## To be done:
Work out the number of lines containing "against". Answer with nothing but that number.

## Data records:
## begin
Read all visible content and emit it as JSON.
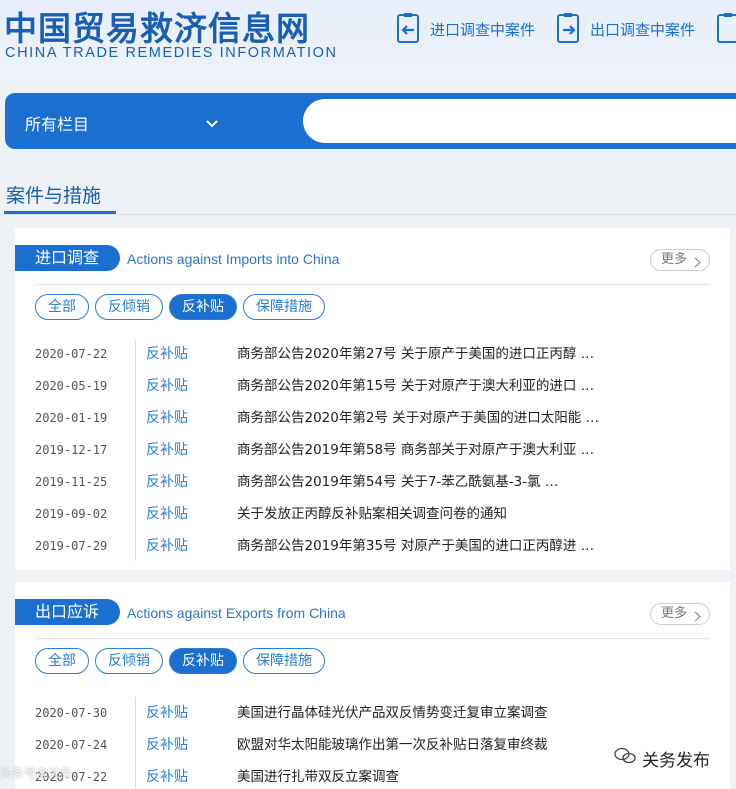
{
  "header": {
    "logo_cn": "中国贸易救济信息网",
    "logo_en": "CHINA TRADE REMEDIES INFORMATION",
    "links": [
      {
        "label": "进口调查中案件",
        "icon": "document-in-icon"
      },
      {
        "label": "出口调查中案件",
        "icon": "document-out-icon"
      }
    ]
  },
  "search": {
    "category": "所有栏目",
    "placeholder": ""
  },
  "section": {
    "title": "案件与措施"
  },
  "panels": [
    {
      "tag": "进口调查",
      "subtitle": "Actions against Imports into China",
      "more": "更多",
      "filters": [
        "全部",
        "反倾销",
        "反补贴",
        "保障措施"
      ],
      "active_filter": "反补贴",
      "rows": [
        {
          "date": "2020-07-22",
          "type": "反补贴",
          "title": "商务部公告2020年第27号  关于原产于美国的进口正丙醇  …"
        },
        {
          "date": "2020-05-19",
          "type": "反补贴",
          "title": "商务部公告2020年第15号  关于对原产于澳大利亚的进口  …"
        },
        {
          "date": "2020-01-19",
          "type": "反补贴",
          "title": "商务部公告2020年第2号  关于对原产于美国的进口太阳能  …"
        },
        {
          "date": "2019-12-17",
          "type": "反补贴",
          "title": "商务部公告2019年第58号  商务部关于对原产于澳大利亚  …"
        },
        {
          "date": "2019-11-25",
          "type": "反补贴",
          "title": "商务部公告2019年第54号  关于7-苯乙酰氨基-3-氯  …"
        },
        {
          "date": "2019-09-02",
          "type": "反补贴",
          "title": "关于发放正丙醇反补贴案相关调查问卷的通知"
        },
        {
          "date": "2019-07-29",
          "type": "反补贴",
          "title": "商务部公告2019年第35号  对原产于美国的进口正丙醇进  …"
        }
      ]
    },
    {
      "tag": "出口应诉",
      "subtitle": "Actions against Exports from China",
      "more": "更多",
      "filters": [
        "全部",
        "反倾销",
        "反补贴",
        "保障措施"
      ],
      "active_filter": "反补贴",
      "rows": [
        {
          "date": "2020-07-30",
          "type": "反补贴",
          "title": "美国进行晶体硅光伏产品双反情势变迁复审立案调查"
        },
        {
          "date": "2020-07-24",
          "type": "反补贴",
          "title": "欧盟对华太阳能玻璃作出第一次反补贴日落复审终裁"
        },
        {
          "date": "2020-07-22",
          "type": "反补贴",
          "title": "美国进行扎带双反立案调查"
        }
      ]
    }
  ],
  "watermark": {
    "left": "头条号@关务",
    "right": "关务发布"
  },
  "colors": {
    "brand_blue": "#1a6fd0",
    "link_blue": "#2a7fd4"
  }
}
## end
## Output of the task:
2